WHAT IS REQUIRED:
Transcribe every line of the listing below without any deviation.
»»
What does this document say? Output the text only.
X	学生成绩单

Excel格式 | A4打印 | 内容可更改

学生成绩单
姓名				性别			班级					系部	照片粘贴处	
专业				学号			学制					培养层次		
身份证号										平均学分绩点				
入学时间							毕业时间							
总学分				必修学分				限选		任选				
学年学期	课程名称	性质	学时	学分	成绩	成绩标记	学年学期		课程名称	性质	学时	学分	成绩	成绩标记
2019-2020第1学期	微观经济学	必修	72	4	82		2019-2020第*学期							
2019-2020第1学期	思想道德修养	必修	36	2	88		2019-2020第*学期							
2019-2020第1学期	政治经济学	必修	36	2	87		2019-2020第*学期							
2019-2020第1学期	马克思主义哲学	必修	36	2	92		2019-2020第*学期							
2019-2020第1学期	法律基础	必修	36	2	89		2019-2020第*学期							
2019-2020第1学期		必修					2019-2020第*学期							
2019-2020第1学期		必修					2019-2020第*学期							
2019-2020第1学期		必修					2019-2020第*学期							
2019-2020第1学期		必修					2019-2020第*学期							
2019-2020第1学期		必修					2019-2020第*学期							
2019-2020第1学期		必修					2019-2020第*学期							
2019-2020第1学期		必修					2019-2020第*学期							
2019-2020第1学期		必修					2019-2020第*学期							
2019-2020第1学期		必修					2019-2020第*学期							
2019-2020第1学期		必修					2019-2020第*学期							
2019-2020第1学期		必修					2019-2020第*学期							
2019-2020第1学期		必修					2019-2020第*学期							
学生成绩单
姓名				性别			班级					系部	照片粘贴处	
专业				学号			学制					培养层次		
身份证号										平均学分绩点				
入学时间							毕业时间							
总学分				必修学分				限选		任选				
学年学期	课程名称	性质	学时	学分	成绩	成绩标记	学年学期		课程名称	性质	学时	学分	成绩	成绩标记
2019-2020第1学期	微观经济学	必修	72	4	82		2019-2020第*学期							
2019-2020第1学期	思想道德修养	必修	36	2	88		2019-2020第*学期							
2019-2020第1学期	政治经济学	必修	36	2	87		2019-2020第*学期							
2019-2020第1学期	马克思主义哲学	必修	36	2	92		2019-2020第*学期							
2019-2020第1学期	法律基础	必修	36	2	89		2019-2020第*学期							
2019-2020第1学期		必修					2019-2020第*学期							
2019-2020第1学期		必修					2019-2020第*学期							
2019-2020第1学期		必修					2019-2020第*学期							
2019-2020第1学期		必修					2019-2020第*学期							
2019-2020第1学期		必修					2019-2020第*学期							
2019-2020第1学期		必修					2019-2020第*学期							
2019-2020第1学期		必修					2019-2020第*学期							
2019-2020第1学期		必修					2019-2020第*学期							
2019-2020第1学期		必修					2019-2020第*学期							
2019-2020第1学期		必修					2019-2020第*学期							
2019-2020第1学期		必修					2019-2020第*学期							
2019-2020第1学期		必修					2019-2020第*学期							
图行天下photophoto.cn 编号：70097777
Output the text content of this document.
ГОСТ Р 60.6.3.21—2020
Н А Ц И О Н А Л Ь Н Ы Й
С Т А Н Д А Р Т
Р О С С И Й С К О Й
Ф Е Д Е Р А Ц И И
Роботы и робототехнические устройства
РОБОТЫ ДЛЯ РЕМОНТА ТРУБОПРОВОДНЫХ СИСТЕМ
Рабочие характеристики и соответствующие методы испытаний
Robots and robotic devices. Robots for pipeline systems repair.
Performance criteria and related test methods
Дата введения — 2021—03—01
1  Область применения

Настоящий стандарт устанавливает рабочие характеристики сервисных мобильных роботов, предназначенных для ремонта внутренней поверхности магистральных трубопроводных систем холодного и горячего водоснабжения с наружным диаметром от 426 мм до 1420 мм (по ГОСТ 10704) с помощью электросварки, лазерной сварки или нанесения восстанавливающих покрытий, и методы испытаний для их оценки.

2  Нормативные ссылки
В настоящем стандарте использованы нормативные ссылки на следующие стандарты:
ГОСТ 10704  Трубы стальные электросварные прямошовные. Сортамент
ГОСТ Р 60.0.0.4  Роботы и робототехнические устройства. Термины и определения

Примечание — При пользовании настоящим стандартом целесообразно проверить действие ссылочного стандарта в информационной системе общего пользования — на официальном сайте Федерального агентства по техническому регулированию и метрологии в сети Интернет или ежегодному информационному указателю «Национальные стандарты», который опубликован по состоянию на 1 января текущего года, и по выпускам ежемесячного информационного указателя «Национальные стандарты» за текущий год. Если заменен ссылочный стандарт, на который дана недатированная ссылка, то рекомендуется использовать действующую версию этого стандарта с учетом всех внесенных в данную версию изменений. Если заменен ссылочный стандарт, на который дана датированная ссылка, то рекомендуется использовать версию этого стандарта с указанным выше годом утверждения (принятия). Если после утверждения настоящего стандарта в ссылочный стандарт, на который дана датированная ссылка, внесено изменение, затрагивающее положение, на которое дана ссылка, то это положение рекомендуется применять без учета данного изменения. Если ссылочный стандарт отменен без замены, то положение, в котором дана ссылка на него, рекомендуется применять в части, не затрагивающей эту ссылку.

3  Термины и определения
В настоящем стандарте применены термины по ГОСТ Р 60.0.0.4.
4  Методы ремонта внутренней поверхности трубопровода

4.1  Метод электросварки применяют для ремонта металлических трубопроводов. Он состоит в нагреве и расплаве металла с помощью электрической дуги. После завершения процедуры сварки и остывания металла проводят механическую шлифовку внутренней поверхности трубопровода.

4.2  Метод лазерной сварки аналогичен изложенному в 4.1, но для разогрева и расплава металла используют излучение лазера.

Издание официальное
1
««
TASK RESPONSE:
What does this document say? Output the text only.
X	学生成绩单

Excel格式 | A4打印 | 内容可更改

学生成绩单
姓名				性别			班级					系部	照片粘贴处	
专业				学号			学制					培养层次		
身份证号										平均学分绩点				
入学时间							毕业时间							
总学分				必修学分				限选		任选				
学年学期	课程名称	性质	学时	学分	成绩	成绩标记	学年学期		课程名称	性质	学时	学分	成绩	成绩标记
2019-2020第1学期	微观经济学	必修	72	4	82		2019-2020第*学期							
2019-2020第1学期	思想道德修养	必修	36	2	88		2019-2020第*学期							
2019-2020第1学期	政治经济学	必修	36	2	87		2019-2020第*学期							
2019-2020第1学期	马克思主义哲学	必修	36	2	92		2019-2020第*学期							
2019-2020第1学期	法律基础	必修	36	2	89		2019-2020第*学期							
2019-2020第1学期		必修					2019-2020第*学期							
2019-2020第1学期		必修					2019-2020第*学期							
2019-2020第1学期		必修					2019-2020第*学期							
2019-2020第1学期		必修					2019-2020第*学期							
2019-2020第1学期		必修					2019-2020第*学期							
2019-2020第1学期		必修					2019-2020第*学期							
2019-2020第1学期		必修					2019-2020第*学期							
2019-2020第1学期		必修					2019-2020第*学期							
2019-2020第1学期		必修					2019-2020第*学期							
2019-2020第1学期		必修					2019-2020第*学期							
2019-2020第1学期		必修					2019-2020第*学期							
2019-2020第1学期		必修					2019-2020第*学期							
学生成绩单
姓名				性别			班级					系部	照片粘贴处	
专业				学号			学制					培养层次		
身份证号										平均学分绩点				
入学时间							毕业时间							
总学分				必修学分				限选		任选				
学年学期	课程名称	性质	学时	学分	成绩	成绩标记	学年学期		课程名称	性质	学时	学分	成绩	成绩标记
2019-2020第1学期	微观经济学	必修	72	4	82		2019-2020第*学期							
2019-2020第1学期	思想道德修养	必修	36	2	88		2019-2020第*学期							
2019-2020第1学期	政治经济学	必修	36	2	87		2019-2020第*学期							
2019-2020第1学期	马克思主义哲学	必修	36	2	92		2019-2020第*学期							
2019-2020第1学期	法律基础	必修	36	2	89		2019-2020第*学期							
2019-2020第1学期		必修					2019-2020第*学期							
2019-2020第1学期		必修					2019-2020第*学期							
2019-2020第1学期		必修					2019-2020第*学期							
2019-2020第1学期		必修					2019-2020第*学期							
2019-2020第1学期		必修					2019-2020第*学期							
2019-2020第1学期		必修					2019-2020第*学期							
2019-2020第1学期		必修					2019-2020第*学期							
2019-2020第1学期		必修					2019-2020第*学期							
2019-2020第1学期		必修					2019-2020第*学期							
2019-2020第1学期		必修					2019-2020第*学期							
2019-2020第1学期		必修					2019-2020第*学期							
2019-2020第1学期		必修					2019-2020第*学期							
图行天下photophoto.cn 编号：70097777
Output the text content of this document.
ГОСТ Р 60.6.3.21—2020
Н А Ц И О Н А Л Ь Н Ы Й
С Т А Н Д А Р Т
Р О С С И Й С К О Й
Ф Е Д Е Р А Ц И И
Роботы и робототехнические устройства
РОБОТЫ ДЛЯ РЕМОНТА ТРУБОПРОВОДНЫХ СИСТЕМ
Рабочие характеристики и соответствующие методы испытаний
Robots and robotic devices. Robots for pipeline systems repair.
Performance criteria and related test methods
Дата введения — 2021—03—01
1  Область применения

Настоящий стандарт устанавливает рабочие характеристики сервисных мобильных роботов, предназначенных для ремонта внутренней поверхности магистральных трубопроводных систем холодного и горячего водоснабжения с наружным диаметром от 426 мм до 1420 мм (по ГОСТ 10704) с помощью электросварки, лазерной сварки или нанесения восстанавливающих покрытий, и методы испытаний для их оценки.

2  Нормативные ссылки
В настоящем стандарте использованы нормативные ссылки на следующие стандарты:
ГОСТ 10704  Трубы стальные электросварные прямошовные. Сортамент
ГОСТ Р 60.0.0.4  Роботы и робототехнические устройства. Термины и определения

Примечание — При пользовании настоящим стандартом целесообразно проверить действие ссылочного стандарта в информационной системе общего пользования — на официальном сайте Федерального агентства по техническому регулированию и метрологии в сети Интернет или ежегодному информационному указателю «Национальные стандарты», который опубликован по состоянию на 1 января текущего года, и по выпускам ежемесячного информационного указателя «Национальные стандарты» за текущий год. Если заменен ссылочный стандарт, на который дана недатированная ссылка, то рекомендуется использовать действующую версию этого стандарта с учетом всех внесенных в данную версию изменений. Если заменен ссылочный стандарт, на который дана датированная ссылка, то рекомендуется использовать версию этого стандарта с указанным выше годом утверждения (принятия). Если после утверждения настоящего стандарта в ссылочный стандарт, на который дана датированная ссылка, внесено изменение, затрагивающее положение, на которое дана ссылка, то это положение рекомендуется применять без учета данного изменения. Если ссылочный стандарт отменен без замены, то положение, в котором дана ссылка на него, рекомендуется применять в части, не затрагивающей эту ссылку.

3  Термины и определения
В настоящем стандарте применены термины по ГОСТ Р 60.0.0.4.
4  Методы ремонта внутренней поверхности трубопровода

4.1  Метод электросварки применяют для ремонта металлических трубопроводов. Он состоит в нагреве и расплаве металла с помощью электрической дуги. После завершения процедуры сварки и остывания металла проводят механическую шлифовку внутренней поверхности трубопровода.

4.2  Метод лазерной сварки аналогичен изложенному в 4.1, но для разогрева и расплава металла используют излучение лазера.

Издание официальное
1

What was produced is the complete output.